# Exercise:
Copy everything in the listing below word for word, apart from any images.
════════════════
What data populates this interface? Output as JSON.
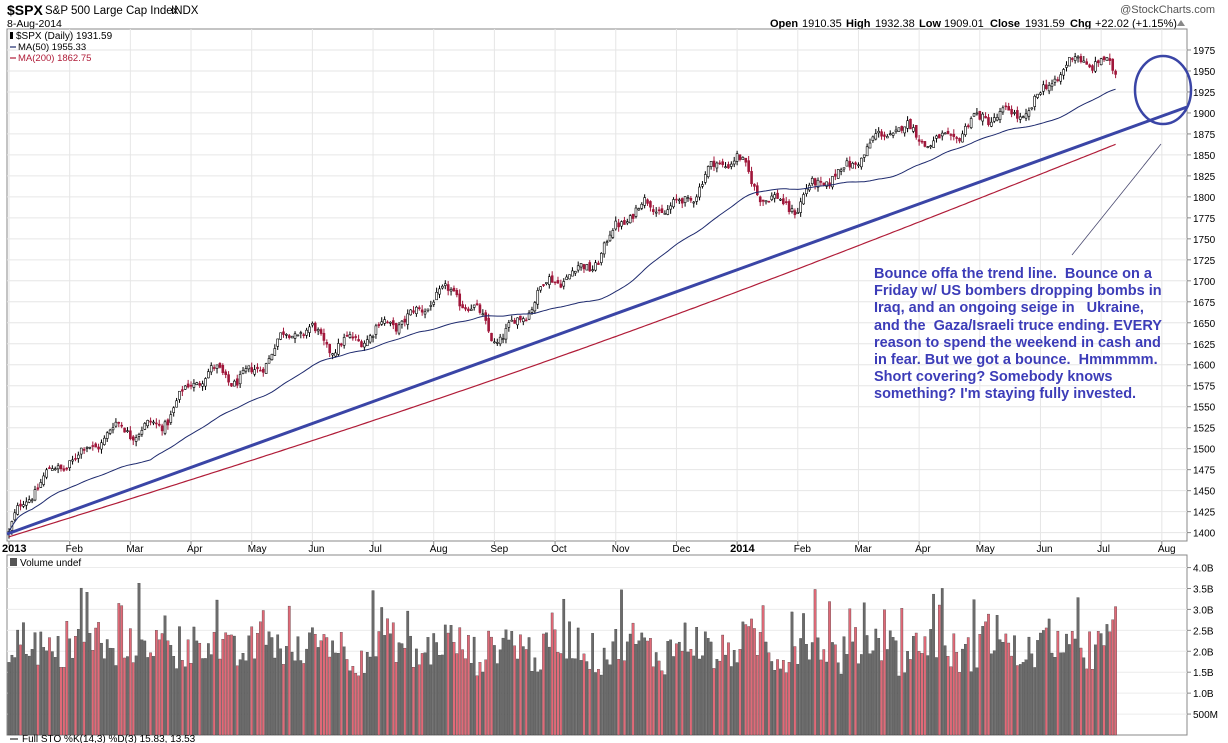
{
  "header": {
    "symbol": "$SPX",
    "name": "S&P 500 Large Cap Index",
    "exchange": "INDX",
    "date": "8-Aug-2014",
    "watermark": "@StockCharts.com",
    "ohlc": [
      {
        "label": "Open",
        "value": "1910.35"
      },
      {
        "label": "High",
        "value": "1932.38"
      },
      {
        "label": "Low",
        "value": "1909.01"
      },
      {
        "label": "Close",
        "value": "1931.59"
      },
      {
        "label": "Chg",
        "value": "+22.02 (+1.15%)"
      }
    ]
  },
  "legend": {
    "price": "$SPX (Daily) 1931.59",
    "ma50": "MA(50) 1955.33",
    "ma200": "MA(200) 1862.75"
  },
  "volume_label": "Volume undef",
  "stoch_label": "Full STO %K(14,3) %D(3) 15.83, 13.53",
  "annotation": "Bounce offa the trend line.  Bounce on a Friday w/ US bombers dropping bombs in Iraq, and an ongoing seige in   Ukraine, and the  Gaza/Israeli truce ending. EVERY reason to spend the weekend in cash and in fear. But we got a bounce.  Hmmmmm. Short covering? Somebody knows something? I'm staying fully invested.",
  "colors": {
    "up": "#000000",
    "down": "#a0163a",
    "ma50": "#1e2a6e",
    "ma200": "#b01c38",
    "trendline": "#3a45a6",
    "annotation": "#3c3cb8",
    "vol_up": "#6b6b6b",
    "vol_down": "#e06a78"
  },
  "chart_data": {
    "type": "candlestick",
    "title": "$SPX S&P 500 Large Cap Index INDX",
    "y_axis": {
      "range": [
        1390,
        2000
      ],
      "ticks": [
        1400,
        1425,
        1450,
        1475,
        1500,
        1525,
        1550,
        1575,
        1600,
        1625,
        1650,
        1675,
        1700,
        1725,
        1750,
        1775,
        1800,
        1825,
        1850,
        1875,
        1900,
        1925,
        1950,
        1975
      ]
    },
    "x_axis": {
      "tick_labels": [
        "2013",
        "Feb",
        "Mar",
        "Apr",
        "May",
        "Jun",
        "Jul",
        "Aug",
        "Sep",
        "Oct",
        "Nov",
        "Dec",
        "2014",
        "Feb",
        "Mar",
        "Apr",
        "May",
        "Jun",
        "Jul",
        "Aug"
      ]
    },
    "price_close_monthly": {
      "months": [
        "2013",
        "Feb",
        "Mar",
        "Apr",
        "May",
        "Jun",
        "Jul",
        "Aug",
        "Sep",
        "Oct",
        "Nov",
        "Dec",
        "2014",
        "Feb",
        "Mar",
        "Apr",
        "May",
        "Jun",
        "Jul",
        "Aug"
      ],
      "values": [
        1400,
        1500,
        1515,
        1570,
        1600,
        1640,
        1625,
        1690,
        1640,
        1690,
        1760,
        1800,
        1840,
        1780,
        1860,
        1875,
        1880,
        1925,
        1970,
        1925
      ]
    },
    "series": [
      {
        "name": "MA(50)",
        "last": 1955.33
      },
      {
        "name": "MA(200)",
        "last": 1862.75
      }
    ],
    "annotation_text": "Bounce offa the trend line.",
    "volume_axis": {
      "tick_labels": [
        "4.0B",
        "3.5B",
        "3.0B",
        "2.5B",
        "2.0B",
        "1.5B",
        "1.0B",
        "500M"
      ]
    },
    "ohlc_last": {
      "open": 1910.35,
      "high": 1932.38,
      "low": 1909.01,
      "close": 1931.59,
      "change": 22.02,
      "change_pct": 1.15
    }
  }
}
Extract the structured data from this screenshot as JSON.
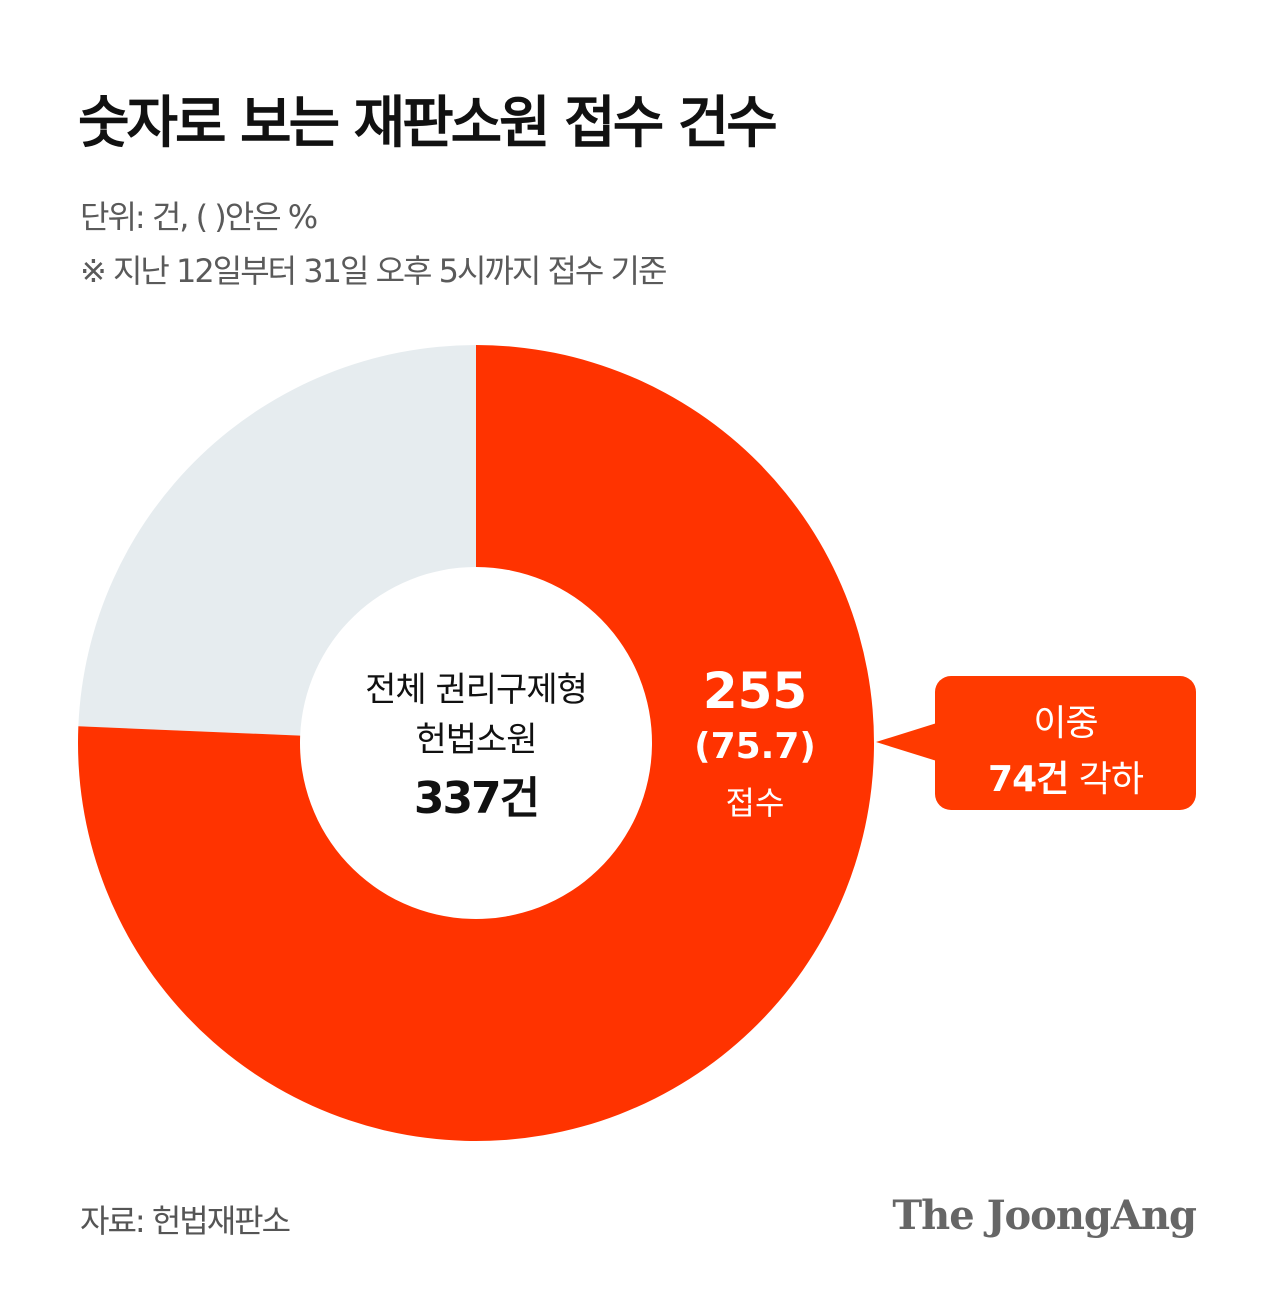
{
  "title": "숫자로 보는 재판소원 접수 건수",
  "unit_note": "단위: 건, ( )안은 %",
  "period_note": "※ 지난 12일부터 31일 오후 5시까지 접수 기준",
  "chart_data": {
    "type": "pie",
    "donut": true,
    "start": "top",
    "direction": "clockwise",
    "total": 337,
    "slices": [
      {
        "label": "접수",
        "value": 255,
        "percent": 75.7,
        "color": "#ff3300"
      },
      {
        "label": "",
        "value": 82,
        "percent": 24.3,
        "color": "#e6ecef"
      }
    ],
    "center_label": {
      "line1": "전체 권리구제형",
      "line2": "헌법소원",
      "value": "337건"
    },
    "slice_label": {
      "value": "255",
      "percent": "(75.7)",
      "text": "접수"
    },
    "annotation": {
      "line1": "이중",
      "value": "74건",
      "text": "각하"
    }
  },
  "source": "자료: 헌법재판소",
  "logo": "The JoongAng"
}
════════════════
# The result:
What data populates this interface? Output as JSON.
{
  "header": {
    "symbol": "$SPX",
    "name": "S&P 500 Large Cap Index",
    "exchange": "INDX",
    "date": "8-Aug-2014",
    "watermark": "@StockCharts.com",
    "ohlc": [
      {
        "label": "Open",
        "value": "1910.35"
      },
      {
        "label": "High",
        "value": "1932.38"
      },
      {
        "label": "Low",
        "value": "1909.01"
      },
      {
        "label": "Close",
        "value": "1931.59"
      },
      {
        "label": "Chg",
        "value": "+22.02 (+1.15%)"
      }
    ]
  },
  "legend": {
    "price": "$SPX (Daily) 1931.59",
    "ma50": "MA(50) 1955.33",
    "ma200": "MA(200) 1862.75"
  },
  "volume_label": "Volume undef",
  "stoch_label": "Full STO %K(14,3) %D(3) 15.83, 13.53",
  "annotation": "Bounce offa the trend line.  Bounce on a Friday w/ US bombers dropping bombs in Iraq, and an ongoing seige in   Ukraine, and the  Gaza/Israeli truce ending. EVERY reason to spend the weekend in cash and in fear. But we got a bounce.  Hmmmmm. Short covering? Somebody knows something? I'm staying fully invested.",
  "colors": {
    "up": "#000000",
    "down": "#a0163a",
    "ma50": "#1e2a6e",
    "ma200": "#b01c38",
    "trendline": "#3a45a6",
    "annotation": "#3c3cb8",
    "vol_up": "#6b6b6b",
    "vol_down": "#e06a78"
  },
  "chart_data": {
    "type": "candlestick",
    "title": "$SPX S&P 500 Large Cap Index INDX",
    "y_axis": {
      "range": [
        1390,
        2000
      ],
      "ticks": [
        1400,
        1425,
        1450,
        1475,
        1500,
        1525,
        1550,
        1575,
        1600,
        1625,
        1650,
        1675,
        1700,
        1725,
        1750,
        1775,
        1800,
        1825,
        1850,
        1875,
        1900,
        1925,
        1950,
        1975
      ]
    },
    "x_axis": {
      "tick_labels": [
        "2013",
        "Feb",
        "Mar",
        "Apr",
        "May",
        "Jun",
        "Jul",
        "Aug",
        "Sep",
        "Oct",
        "Nov",
        "Dec",
        "2014",
        "Feb",
        "Mar",
        "Apr",
        "May",
        "Jun",
        "Jul",
        "Aug"
      ]
    },
    "price_close_monthly": {
      "months": [
        "2013",
        "Feb",
        "Mar",
        "Apr",
        "May",
        "Jun",
        "Jul",
        "Aug",
        "Sep",
        "Oct",
        "Nov",
        "Dec",
        "2014",
        "Feb",
        "Mar",
        "Apr",
        "May",
        "Jun",
        "Jul",
        "Aug"
      ],
      "values": [
        1400,
        1500,
        1515,
        1570,
        1600,
        1640,
        1625,
        1690,
        1640,
        1690,
        1760,
        1800,
        1840,
        1780,
        1860,
        1875,
        1880,
        1925,
        1970,
        1925
      ]
    },
    "series": [
      {
        "name": "MA(50)",
        "last": 1955.33
      },
      {
        "name": "MA(200)",
        "last": 1862.75
      }
    ],
    "annotation_text": "Bounce offa the trend line.",
    "volume_axis": {
      "tick_labels": [
        "4.0B",
        "3.5B",
        "3.0B",
        "2.5B",
        "2.0B",
        "1.5B",
        "1.0B",
        "500M"
      ]
    },
    "ohlc_last": {
      "open": 1910.35,
      "high": 1932.38,
      "low": 1909.01,
      "close": 1931.59,
      "change": 22.02,
      "change_pct": 1.15
    }
  }
}
Extract the structured data from this screenshot as JSON.
{
  "title": "숫자로 보는 재판소원 접수 건수",
  "unit_note": "단위: 건, ( )안은 %",
  "period_note": "※ 지난 12일부터 31일 오후 5시까지 접수 기준",
  "chart_data": {
    "type": "pie",
    "donut": true,
    "start": "top",
    "direction": "clockwise",
    "total": 337,
    "slices": [
      {
        "label": "접수",
        "value": 255,
        "percent": 75.7,
        "color": "#ff3300"
      },
      {
        "label": "",
        "value": 82,
        "percent": 24.3,
        "color": "#e6ecef"
      }
    ],
    "center_label": {
      "line1": "전체 권리구제형",
      "line2": "헌법소원",
      "value": "337건"
    },
    "slice_label": {
      "value": "255",
      "percent": "(75.7)",
      "text": "접수"
    },
    "annotation": {
      "line1": "이중",
      "value": "74건",
      "text": "각하"
    }
  },
  "source": "자료: 헌법재판소",
  "logo": "The JoongAng"
}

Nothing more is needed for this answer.